• [The request] Copy the lines from the one containing "add-visitor-button[interactable]: Add: [687, 372, 761, 422]" through the one containing "col-header-address-label: Address: [124, 472, 226, 497]", both included, and reproduce them without any change.

• [Provided data]
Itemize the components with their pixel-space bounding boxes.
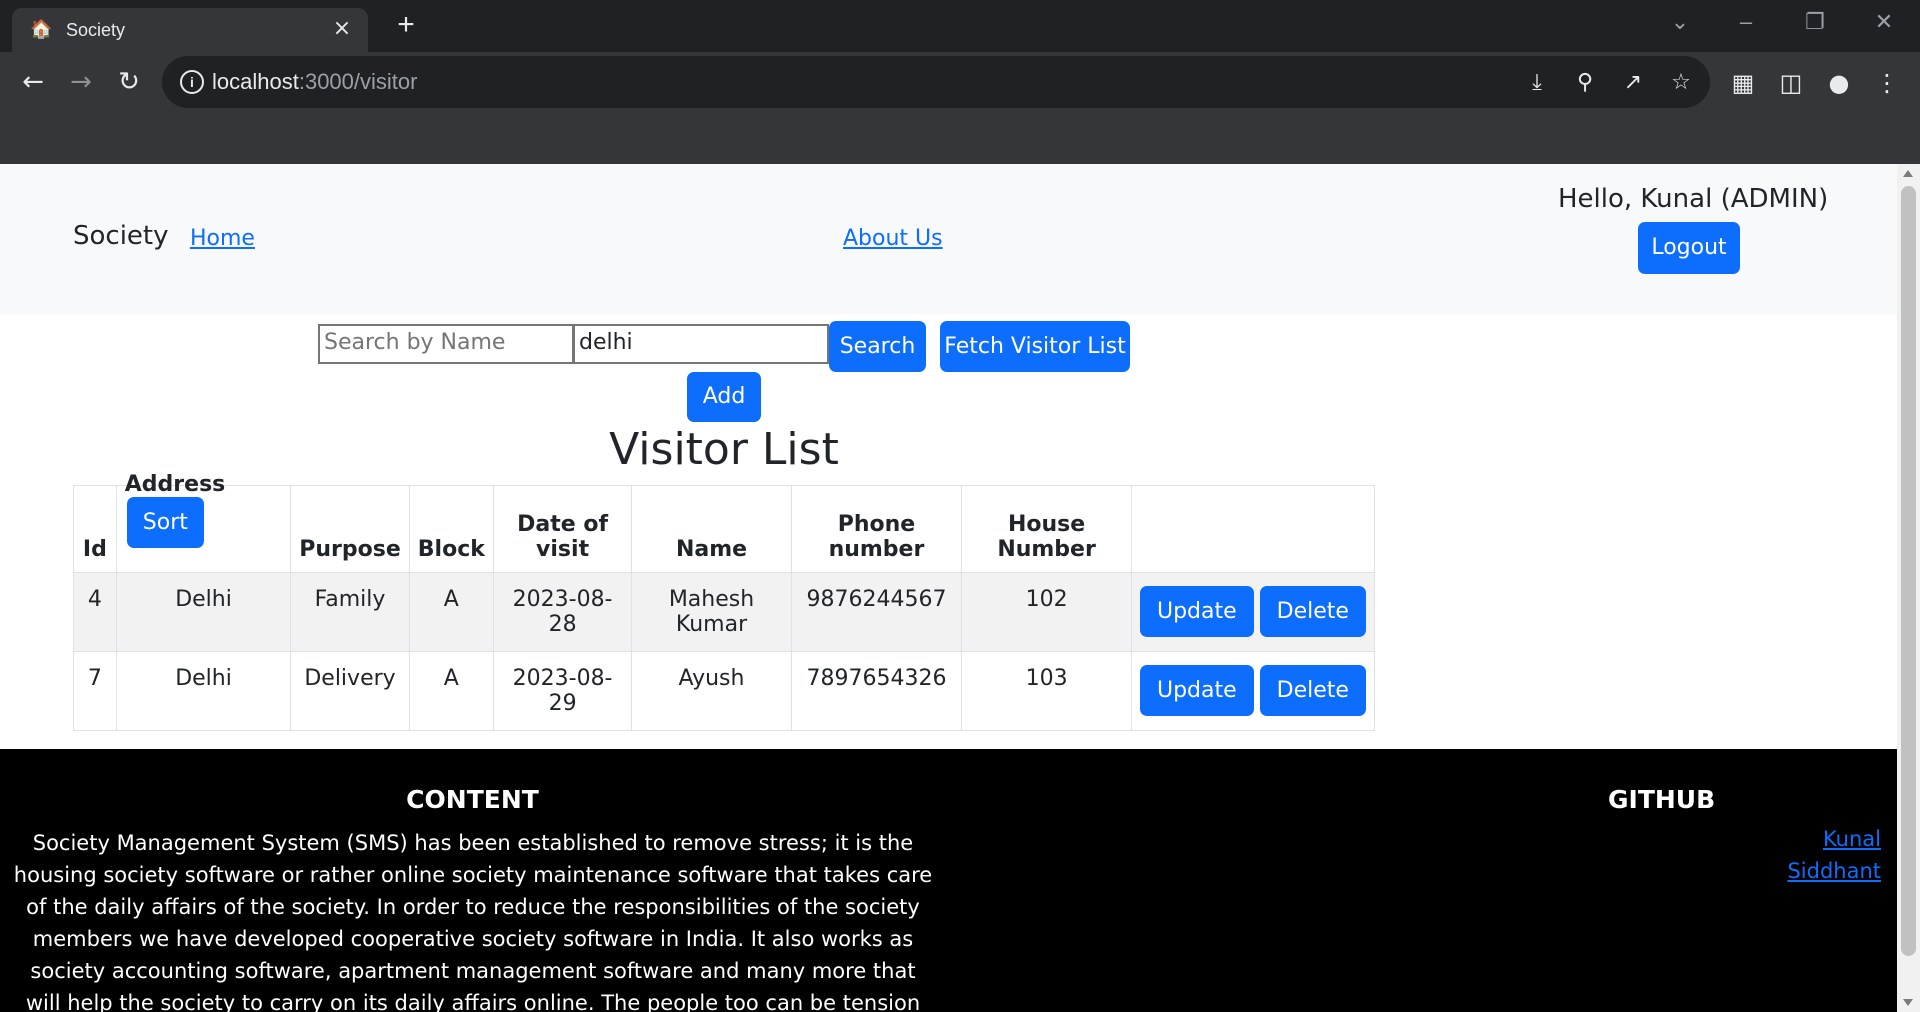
add-visitor-button[interactable]: Add: [687, 372, 761, 422]
address-bar[interactable]: i localhost:3000/visitor ⤓ ⚲ ↗ ☆: [162, 56, 1710, 108]
col-header-block: Block: [408, 485, 494, 573]
restore-icon[interactable]: ❐: [1797, 8, 1833, 36]
cell-name: Ayush: [631, 651, 792, 731]
col-header-address-label: Address: [124, 472, 226, 497]
visitor-table: Id AddressSort Purpose Block Date of vis…: [73, 472, 1376, 731]
table-row: 4 Delhi Family A 2023-08-28 Mahesh Kumar…: [73, 572, 1376, 652]
footer-content-text: Society Management System (SMS) has been…: [13, 831, 933, 1012]
page-title: Visitor List: [609, 424, 839, 475]
cell-purpose: Family: [290, 572, 410, 652]
col-header-id: Id: [73, 485, 117, 573]
user-greeting: Hello, Kunal (ADMIN): [1558, 184, 1829, 214]
tab-search-chevron-icon[interactable]: ⌄: [1662, 8, 1698, 36]
navbar: Society Home About Us Hello, Kunal (ADMI…: [0, 164, 1897, 314]
browser-toolbar: ← → ↻ i localhost:3000/visitor ⤓ ⚲ ↗ ☆ ▦…: [0, 52, 1920, 112]
cell-phone: 9876244567: [790, 572, 963, 652]
cell-name: Mahesh Kumar: [631, 572, 792, 652]
update-button[interactable]: Update: [1139, 586, 1254, 637]
reload-icon[interactable]: ↻: [111, 64, 147, 100]
search-address-input[interactable]: delhi: [573, 324, 829, 364]
cell-date: 2023-08-28: [492, 572, 633, 652]
cell-block: A: [408, 572, 494, 652]
cell-id: 7: [73, 651, 117, 731]
share-icon[interactable]: ↗: [1618, 68, 1648, 98]
cell-date: 2023-08-29: [492, 651, 633, 731]
col-header-house: House Number: [961, 485, 1132, 573]
update-button[interactable]: Update: [1139, 665, 1254, 716]
github-link-siddhant[interactable]: Siddhant: [1787, 859, 1881, 883]
navbar-brand[interactable]: Society: [73, 221, 169, 251]
minimize-icon[interactable]: –: [1728, 8, 1764, 36]
nav-link-about[interactable]: About Us: [843, 226, 943, 251]
col-header-phone: Phone number: [790, 485, 963, 573]
scrollbar-thumb[interactable]: [1901, 186, 1916, 956]
table-header-row: Id AddressSort Purpose Block Date of vis…: [73, 472, 1376, 573]
footer: CONTENT Society Management System (SMS) …: [0, 749, 1897, 1012]
zoom-out-icon[interactable]: ⚲: [1570, 68, 1600, 98]
tab-strip: 🏠 Society × + ⌄ – ❐ ✕: [0, 0, 1920, 52]
delete-button[interactable]: Delete: [1259, 665, 1366, 716]
cell-block: A: [408, 651, 494, 731]
fetch-visitor-list-button[interactable]: Fetch Visitor List: [940, 321, 1130, 372]
footer-github-title: GITHUB: [1608, 785, 1716, 814]
col-header-purpose: Purpose: [290, 485, 410, 573]
cell-house: 103: [961, 651, 1132, 731]
install-app-icon[interactable]: ⤓: [1522, 68, 1552, 98]
forward-icon[interactable]: →: [63, 64, 99, 100]
scroll-up-icon[interactable]: [1903, 170, 1913, 177]
tab-title: Society: [66, 20, 126, 40]
profile-icon[interactable]: ●: [1824, 68, 1854, 98]
col-header-address: AddressSort: [115, 472, 292, 573]
cell-purpose: Delivery: [290, 651, 410, 731]
table-row: 7 Delhi Delivery A 2023-08-29 Ayush 7897…: [73, 651, 1376, 731]
nav-link-home[interactable]: Home: [190, 226, 255, 251]
site-info-icon[interactable]: i: [180, 70, 204, 94]
cell-actions: Update Delete: [1130, 572, 1376, 652]
house-favicon-icon: 🏠: [30, 19, 53, 40]
search-button[interactable]: Search: [829, 321, 926, 372]
cell-address: Delhi: [115, 572, 292, 652]
cell-house: 102: [961, 572, 1132, 652]
cell-id: 4: [73, 572, 117, 652]
extensions-icon[interactable]: ▦: [1728, 68, 1758, 98]
page-viewport: Society Home About Us Hello, Kunal (ADMI…: [0, 164, 1897, 1012]
search-name-input[interactable]: Search by Name: [318, 324, 574, 364]
browser-chrome: 🏠 Society × + ⌄ – ❐ ✕ ← → ↻ i localhost:…: [0, 0, 1920, 164]
col-header-name: Name: [631, 485, 792, 573]
github-link-kunal[interactable]: Kunal: [1823, 827, 1881, 851]
sort-button[interactable]: Sort: [126, 497, 204, 548]
col-header-actions: [1130, 485, 1376, 573]
footer-content-title: CONTENT: [406, 785, 539, 814]
logout-button[interactable]: Logout: [1638, 222, 1740, 274]
delete-button[interactable]: Delete: [1259, 586, 1366, 637]
browser-tab[interactable]: 🏠 Society ×: [12, 8, 368, 52]
bookmark-star-icon[interactable]: ☆: [1666, 68, 1696, 98]
side-panel-icon[interactable]: ◫: [1776, 68, 1806, 98]
cell-phone: 7897654326: [790, 651, 963, 731]
url-text: localhost:3000/visitor: [212, 69, 418, 94]
new-tab-icon[interactable]: +: [390, 10, 422, 42]
page-scrollbar[interactable]: [1897, 164, 1920, 1012]
menu-icon[interactable]: ⋮: [1872, 68, 1902, 98]
cell-actions: Update Delete: [1130, 651, 1376, 731]
cell-address: Delhi: [115, 651, 292, 731]
scroll-down-icon[interactable]: [1903, 999, 1913, 1006]
col-header-date: Date of visit: [492, 485, 633, 573]
close-tab-icon[interactable]: ×: [330, 17, 354, 41]
back-icon[interactable]: ←: [15, 64, 51, 100]
close-window-icon[interactable]: ✕: [1866, 8, 1902, 36]
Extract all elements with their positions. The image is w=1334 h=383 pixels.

• [Answer to the task]
add-visitor-button[interactable]: Add: [687, 372, 761, 422]
address-bar[interactable]: i localhost:3000/visitor ⤓ ⚲ ↗ ☆: [162, 56, 1710, 108]
col-header-block: Block: [408, 485, 494, 573]
restore-icon[interactable]: ❐: [1797, 8, 1833, 36]
cell-name: Ayush: [631, 651, 792, 731]
col-header-address-label: Address: [124, 472, 226, 497]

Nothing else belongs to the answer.